(Dataset excerpts)
⁂

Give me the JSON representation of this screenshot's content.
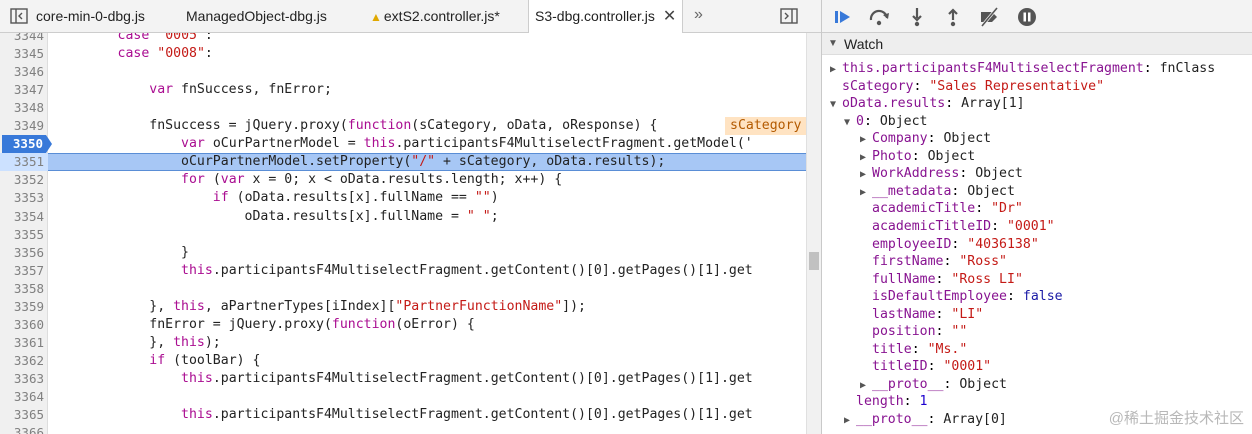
{
  "tabs": [
    {
      "label": "core-min-0-dbg.js",
      "active": false,
      "modified": false
    },
    {
      "label": "ManagedObject-dbg.js",
      "active": false,
      "modified": false
    },
    {
      "label": "extS2.controller.js*",
      "active": false,
      "modified": true
    },
    {
      "label": "S3-dbg.controller.js",
      "active": true,
      "modified": false
    }
  ],
  "more_tabs_label": "»",
  "code_lines": [
    {
      "n": "3344",
      "code": "        case \"0005\":"
    },
    {
      "n": "3345",
      "code": "        case \"0008\":"
    },
    {
      "n": "3346",
      "code": ""
    },
    {
      "n": "3347",
      "code": "            var fnSuccess, fnError;"
    },
    {
      "n": "3348",
      "code": ""
    },
    {
      "n": "3349",
      "code": "            fnSuccess = jQuery.proxy(function(sCategory, oData, oResponse) {"
    },
    {
      "n": "3350",
      "code": "                var oCurPartnerModel = this.participantsF4MultiselectFragment.getModel('"
    },
    {
      "n": "3351",
      "code": "                oCurPartnerModel.setProperty(\"/\" + sCategory, oData.results);"
    },
    {
      "n": "3352",
      "code": "                for (var x = 0; x < oData.results.length; x++) {"
    },
    {
      "n": "3353",
      "code": "                    if (oData.results[x].fullName == \"\")"
    },
    {
      "n": "3354",
      "code": "                        oData.results[x].fullName = \" \";"
    },
    {
      "n": "3355",
      "code": ""
    },
    {
      "n": "3356",
      "code": "                }"
    },
    {
      "n": "3357",
      "code": "                this.participantsF4MultiselectFragment.getContent()[0].getPages()[1].get"
    },
    {
      "n": "3358",
      "code": ""
    },
    {
      "n": "3359",
      "code": "            }, this, aPartnerTypes[iIndex][\"PartnerFunctionName\"]);"
    },
    {
      "n": "3360",
      "code": "            fnError = jQuery.proxy(function(oError) {"
    },
    {
      "n": "3361",
      "code": "            }, this);"
    },
    {
      "n": "3362",
      "code": "            if (toolBar) {"
    },
    {
      "n": "3363",
      "code": "                this.participantsF4MultiselectFragment.getContent()[0].getPages()[1].get"
    },
    {
      "n": "3364",
      "code": ""
    },
    {
      "n": "3365",
      "code": "                this.participantsF4MultiselectFragment.getContent()[0].getPages()[1].get"
    },
    {
      "n": "3366",
      "code": ""
    }
  ],
  "breakpoint_line": "3350",
  "exec_line": "3351",
  "inline_value": "sCategory",
  "inline_value_line": "3349",
  "watch_title": "Watch",
  "watch": [
    {
      "depth": 0,
      "toggle": "collapsed",
      "key": "this.participantsF4MultiselectFragment",
      "value": "fnClass",
      "vtype": "obj"
    },
    {
      "depth": 0,
      "toggle": "none",
      "key": "sCategory",
      "value": "\"Sales Representative\"",
      "vtype": "str"
    },
    {
      "depth": 0,
      "toggle": "expanded",
      "key": "oData.results",
      "value": "Array[1]",
      "vtype": "obj"
    },
    {
      "depth": 1,
      "toggle": "expanded",
      "key": "0",
      "value": "Object",
      "vtype": "obj"
    },
    {
      "depth": 2,
      "toggle": "collapsed",
      "key": "Company",
      "value": "Object",
      "vtype": "obj"
    },
    {
      "depth": 2,
      "toggle": "collapsed",
      "key": "Photo",
      "value": "Object",
      "vtype": "obj"
    },
    {
      "depth": 2,
      "toggle": "collapsed",
      "key": "WorkAddress",
      "value": "Object",
      "vtype": "obj"
    },
    {
      "depth": 2,
      "toggle": "collapsed",
      "key": "__metadata",
      "value": "Object",
      "vtype": "obj"
    },
    {
      "depth": 2,
      "toggle": "none",
      "key": "academicTitle",
      "value": "\"Dr\"",
      "vtype": "str"
    },
    {
      "depth": 2,
      "toggle": "none",
      "key": "academicTitleID",
      "value": "\"0001\"",
      "vtype": "str"
    },
    {
      "depth": 2,
      "toggle": "none",
      "key": "employeeID",
      "value": "\"4036138\"",
      "vtype": "str"
    },
    {
      "depth": 2,
      "toggle": "none",
      "key": "firstName",
      "value": "\"Ross\"",
      "vtype": "str"
    },
    {
      "depth": 2,
      "toggle": "none",
      "key": "fullName",
      "value": "\"Ross LI\"",
      "vtype": "str"
    },
    {
      "depth": 2,
      "toggle": "none",
      "key": "isDefaultEmployee",
      "value": "false",
      "vtype": "kw"
    },
    {
      "depth": 2,
      "toggle": "none",
      "key": "lastName",
      "value": "\"LI\"",
      "vtype": "str"
    },
    {
      "depth": 2,
      "toggle": "none",
      "key": "position",
      "value": "\"\"",
      "vtype": "str"
    },
    {
      "depth": 2,
      "toggle": "none",
      "key": "title",
      "value": "\"Ms.\"",
      "vtype": "str"
    },
    {
      "depth": 2,
      "toggle": "none",
      "key": "titleID",
      "value": "\"0001\"",
      "vtype": "str"
    },
    {
      "depth": 2,
      "toggle": "collapsed",
      "key": "__proto__",
      "value": "Object",
      "vtype": "obj"
    },
    {
      "depth": 1,
      "toggle": "none",
      "key": "length",
      "value": "1",
      "vtype": "num"
    },
    {
      "depth": 1,
      "toggle": "collapsed",
      "key": "__proto__",
      "value": "Array[0]",
      "vtype": "obj"
    }
  ],
  "watermark": "@稀土掘金技术社区",
  "colors": {
    "accent": "#3879d9",
    "exec_highlight": "#a7c7f5"
  }
}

⁂

=== Your instructions ===
Locate the string "jQuery" in the listing above and copy every line where it occurs.

=== Response ===
      "code": "            fnSuccess = jQuery.proxy(function(sCategory, oData, oResponse) {"
      "code": "            fnError = jQuery.proxy(function(oError) {"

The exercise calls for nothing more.